____ Records provided
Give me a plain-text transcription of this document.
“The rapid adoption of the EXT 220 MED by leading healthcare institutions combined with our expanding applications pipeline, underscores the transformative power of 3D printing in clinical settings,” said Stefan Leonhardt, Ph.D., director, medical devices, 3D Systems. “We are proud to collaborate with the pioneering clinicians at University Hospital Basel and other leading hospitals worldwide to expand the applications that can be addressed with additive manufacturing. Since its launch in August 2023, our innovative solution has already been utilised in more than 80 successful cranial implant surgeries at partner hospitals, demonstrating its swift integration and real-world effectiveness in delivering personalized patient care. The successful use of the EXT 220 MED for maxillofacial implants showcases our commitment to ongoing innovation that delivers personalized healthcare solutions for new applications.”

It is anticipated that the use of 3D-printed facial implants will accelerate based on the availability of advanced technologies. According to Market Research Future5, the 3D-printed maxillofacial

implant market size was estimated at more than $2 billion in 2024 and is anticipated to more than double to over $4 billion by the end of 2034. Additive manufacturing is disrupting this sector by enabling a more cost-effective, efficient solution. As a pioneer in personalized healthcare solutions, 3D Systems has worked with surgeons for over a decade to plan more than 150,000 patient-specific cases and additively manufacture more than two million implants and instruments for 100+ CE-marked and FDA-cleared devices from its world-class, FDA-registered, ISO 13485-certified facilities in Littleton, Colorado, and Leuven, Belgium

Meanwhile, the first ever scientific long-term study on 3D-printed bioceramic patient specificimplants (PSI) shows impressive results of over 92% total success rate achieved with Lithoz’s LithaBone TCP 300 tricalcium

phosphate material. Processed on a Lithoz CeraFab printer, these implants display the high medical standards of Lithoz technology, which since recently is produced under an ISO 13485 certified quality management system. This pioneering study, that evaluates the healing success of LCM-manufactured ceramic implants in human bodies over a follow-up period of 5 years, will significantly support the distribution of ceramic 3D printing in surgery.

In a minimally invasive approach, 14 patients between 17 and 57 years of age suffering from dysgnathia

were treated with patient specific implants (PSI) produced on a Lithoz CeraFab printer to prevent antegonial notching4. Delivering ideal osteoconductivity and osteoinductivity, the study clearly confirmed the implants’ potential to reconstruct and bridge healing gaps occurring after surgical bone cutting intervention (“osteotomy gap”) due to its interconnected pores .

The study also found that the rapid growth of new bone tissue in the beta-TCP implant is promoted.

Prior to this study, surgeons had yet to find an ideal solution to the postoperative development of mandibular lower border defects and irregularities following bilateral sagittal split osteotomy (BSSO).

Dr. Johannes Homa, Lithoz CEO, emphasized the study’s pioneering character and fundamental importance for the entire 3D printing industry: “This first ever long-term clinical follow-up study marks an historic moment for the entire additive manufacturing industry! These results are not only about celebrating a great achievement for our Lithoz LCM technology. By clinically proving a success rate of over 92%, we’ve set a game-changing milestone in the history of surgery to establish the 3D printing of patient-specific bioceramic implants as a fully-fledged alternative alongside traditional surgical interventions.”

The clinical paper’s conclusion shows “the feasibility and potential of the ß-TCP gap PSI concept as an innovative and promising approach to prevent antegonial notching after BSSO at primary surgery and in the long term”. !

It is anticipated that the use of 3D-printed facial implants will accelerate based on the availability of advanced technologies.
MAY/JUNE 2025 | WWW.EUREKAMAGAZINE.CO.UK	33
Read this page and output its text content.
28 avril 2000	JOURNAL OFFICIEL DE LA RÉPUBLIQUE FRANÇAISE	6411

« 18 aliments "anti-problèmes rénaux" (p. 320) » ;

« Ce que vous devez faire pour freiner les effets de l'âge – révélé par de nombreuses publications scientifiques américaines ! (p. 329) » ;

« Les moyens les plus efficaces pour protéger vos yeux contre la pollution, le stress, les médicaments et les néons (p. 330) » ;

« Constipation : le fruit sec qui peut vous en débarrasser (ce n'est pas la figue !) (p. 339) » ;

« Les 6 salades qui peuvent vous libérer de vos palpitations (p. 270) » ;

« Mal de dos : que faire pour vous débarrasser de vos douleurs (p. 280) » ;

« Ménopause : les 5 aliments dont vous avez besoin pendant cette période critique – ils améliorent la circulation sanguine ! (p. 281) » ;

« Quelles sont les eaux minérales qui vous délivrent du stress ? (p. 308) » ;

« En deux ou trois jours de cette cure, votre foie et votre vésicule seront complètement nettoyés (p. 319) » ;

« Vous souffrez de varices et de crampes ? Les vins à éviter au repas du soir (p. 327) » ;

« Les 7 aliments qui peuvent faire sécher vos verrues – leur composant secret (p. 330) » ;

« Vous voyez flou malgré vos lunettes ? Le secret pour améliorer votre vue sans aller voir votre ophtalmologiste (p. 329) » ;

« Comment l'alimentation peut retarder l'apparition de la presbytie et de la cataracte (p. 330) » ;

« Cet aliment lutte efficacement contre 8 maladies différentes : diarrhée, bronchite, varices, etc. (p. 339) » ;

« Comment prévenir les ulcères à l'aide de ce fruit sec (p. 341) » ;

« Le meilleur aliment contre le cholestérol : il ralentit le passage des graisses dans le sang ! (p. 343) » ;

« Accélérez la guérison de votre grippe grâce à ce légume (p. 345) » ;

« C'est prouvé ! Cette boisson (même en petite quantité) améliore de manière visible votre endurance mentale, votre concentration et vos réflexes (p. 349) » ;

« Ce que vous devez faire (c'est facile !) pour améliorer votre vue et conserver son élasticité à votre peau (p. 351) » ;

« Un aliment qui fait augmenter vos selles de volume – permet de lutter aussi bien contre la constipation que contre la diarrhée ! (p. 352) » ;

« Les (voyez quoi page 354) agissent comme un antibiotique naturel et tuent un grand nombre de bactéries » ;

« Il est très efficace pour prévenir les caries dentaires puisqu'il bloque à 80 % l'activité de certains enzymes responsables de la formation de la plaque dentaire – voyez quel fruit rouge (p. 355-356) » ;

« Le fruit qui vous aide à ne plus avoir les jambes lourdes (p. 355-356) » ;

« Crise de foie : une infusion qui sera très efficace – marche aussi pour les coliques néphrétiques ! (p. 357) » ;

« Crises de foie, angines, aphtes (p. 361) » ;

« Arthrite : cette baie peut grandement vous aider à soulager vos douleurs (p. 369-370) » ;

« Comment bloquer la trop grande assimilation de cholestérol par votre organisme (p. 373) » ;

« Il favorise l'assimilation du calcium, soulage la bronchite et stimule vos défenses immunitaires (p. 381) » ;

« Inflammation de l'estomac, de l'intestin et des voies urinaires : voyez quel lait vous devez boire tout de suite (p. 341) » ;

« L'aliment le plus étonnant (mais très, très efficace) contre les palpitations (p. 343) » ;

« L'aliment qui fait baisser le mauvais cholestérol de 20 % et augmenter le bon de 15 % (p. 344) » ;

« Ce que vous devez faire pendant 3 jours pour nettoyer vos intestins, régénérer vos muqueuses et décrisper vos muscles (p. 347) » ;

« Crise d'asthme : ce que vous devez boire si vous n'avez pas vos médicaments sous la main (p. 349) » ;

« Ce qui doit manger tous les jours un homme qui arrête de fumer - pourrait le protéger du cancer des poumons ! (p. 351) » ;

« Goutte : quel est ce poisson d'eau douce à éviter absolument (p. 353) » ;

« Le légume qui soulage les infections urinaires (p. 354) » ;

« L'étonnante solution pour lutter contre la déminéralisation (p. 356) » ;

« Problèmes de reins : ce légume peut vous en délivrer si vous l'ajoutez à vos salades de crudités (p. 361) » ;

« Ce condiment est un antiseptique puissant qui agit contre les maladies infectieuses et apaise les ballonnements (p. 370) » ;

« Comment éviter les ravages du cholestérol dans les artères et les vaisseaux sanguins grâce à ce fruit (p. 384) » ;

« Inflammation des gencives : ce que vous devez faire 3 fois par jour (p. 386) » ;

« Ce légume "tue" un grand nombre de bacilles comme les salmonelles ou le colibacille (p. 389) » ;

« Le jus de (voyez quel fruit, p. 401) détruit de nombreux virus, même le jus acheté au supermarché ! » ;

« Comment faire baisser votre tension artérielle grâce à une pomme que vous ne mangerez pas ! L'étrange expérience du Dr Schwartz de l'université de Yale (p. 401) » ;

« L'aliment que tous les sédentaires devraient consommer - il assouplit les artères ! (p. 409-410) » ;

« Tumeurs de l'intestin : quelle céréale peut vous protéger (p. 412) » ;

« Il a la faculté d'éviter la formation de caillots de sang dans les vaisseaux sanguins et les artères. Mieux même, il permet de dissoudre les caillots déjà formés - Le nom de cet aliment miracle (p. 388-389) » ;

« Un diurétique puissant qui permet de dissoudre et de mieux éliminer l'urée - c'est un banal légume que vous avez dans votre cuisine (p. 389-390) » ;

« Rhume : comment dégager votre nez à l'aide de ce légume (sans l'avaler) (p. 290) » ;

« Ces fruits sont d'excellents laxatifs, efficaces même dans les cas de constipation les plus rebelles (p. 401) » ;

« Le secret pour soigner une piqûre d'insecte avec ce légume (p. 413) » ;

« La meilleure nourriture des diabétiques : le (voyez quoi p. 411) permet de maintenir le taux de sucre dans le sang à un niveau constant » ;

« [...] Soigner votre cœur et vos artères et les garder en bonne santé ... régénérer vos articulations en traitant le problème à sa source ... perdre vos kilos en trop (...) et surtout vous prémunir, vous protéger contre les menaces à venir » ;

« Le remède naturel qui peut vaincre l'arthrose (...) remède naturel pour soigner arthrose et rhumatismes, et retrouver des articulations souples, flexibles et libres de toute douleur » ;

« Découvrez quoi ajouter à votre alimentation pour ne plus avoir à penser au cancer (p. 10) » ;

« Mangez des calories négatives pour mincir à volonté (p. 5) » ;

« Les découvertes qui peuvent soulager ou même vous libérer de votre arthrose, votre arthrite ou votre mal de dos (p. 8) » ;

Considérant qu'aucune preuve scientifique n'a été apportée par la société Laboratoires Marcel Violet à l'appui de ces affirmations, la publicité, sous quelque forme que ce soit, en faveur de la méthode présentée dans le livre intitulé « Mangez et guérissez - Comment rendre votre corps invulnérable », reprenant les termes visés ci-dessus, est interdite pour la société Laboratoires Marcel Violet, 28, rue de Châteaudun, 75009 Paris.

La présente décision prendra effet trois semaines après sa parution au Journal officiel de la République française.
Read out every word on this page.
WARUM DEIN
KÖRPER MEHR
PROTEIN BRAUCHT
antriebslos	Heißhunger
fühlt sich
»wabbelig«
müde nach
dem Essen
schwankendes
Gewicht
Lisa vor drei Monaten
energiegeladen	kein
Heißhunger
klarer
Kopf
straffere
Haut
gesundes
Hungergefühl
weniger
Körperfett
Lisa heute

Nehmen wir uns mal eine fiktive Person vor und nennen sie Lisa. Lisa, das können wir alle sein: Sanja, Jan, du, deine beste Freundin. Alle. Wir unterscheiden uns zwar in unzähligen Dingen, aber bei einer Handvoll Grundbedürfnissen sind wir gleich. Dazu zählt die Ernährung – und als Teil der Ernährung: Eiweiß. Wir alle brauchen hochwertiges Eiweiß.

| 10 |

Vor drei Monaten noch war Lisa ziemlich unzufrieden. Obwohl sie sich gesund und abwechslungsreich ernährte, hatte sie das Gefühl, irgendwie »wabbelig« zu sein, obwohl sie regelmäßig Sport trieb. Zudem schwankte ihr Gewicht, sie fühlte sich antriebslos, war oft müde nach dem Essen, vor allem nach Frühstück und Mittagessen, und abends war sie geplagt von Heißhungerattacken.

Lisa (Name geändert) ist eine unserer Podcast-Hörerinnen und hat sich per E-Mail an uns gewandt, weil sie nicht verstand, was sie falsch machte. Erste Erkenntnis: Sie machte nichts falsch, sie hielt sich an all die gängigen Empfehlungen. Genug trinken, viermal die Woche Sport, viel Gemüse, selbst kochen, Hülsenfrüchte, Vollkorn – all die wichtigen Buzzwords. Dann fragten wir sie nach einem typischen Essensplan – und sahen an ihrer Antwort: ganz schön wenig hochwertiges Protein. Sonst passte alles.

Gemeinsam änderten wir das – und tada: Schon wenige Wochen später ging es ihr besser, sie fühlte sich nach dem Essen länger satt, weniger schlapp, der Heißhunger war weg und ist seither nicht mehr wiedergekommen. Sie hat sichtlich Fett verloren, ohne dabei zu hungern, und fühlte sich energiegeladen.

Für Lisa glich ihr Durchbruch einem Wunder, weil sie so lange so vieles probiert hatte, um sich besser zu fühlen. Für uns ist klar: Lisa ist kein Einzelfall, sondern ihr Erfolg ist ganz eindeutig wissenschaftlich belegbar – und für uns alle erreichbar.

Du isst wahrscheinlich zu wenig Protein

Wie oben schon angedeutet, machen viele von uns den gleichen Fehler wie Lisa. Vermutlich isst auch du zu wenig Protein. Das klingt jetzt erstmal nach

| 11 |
________
[What is needed] From the entries above, tally every line holding the string "ganz". Give only the count.

[Written reply] 2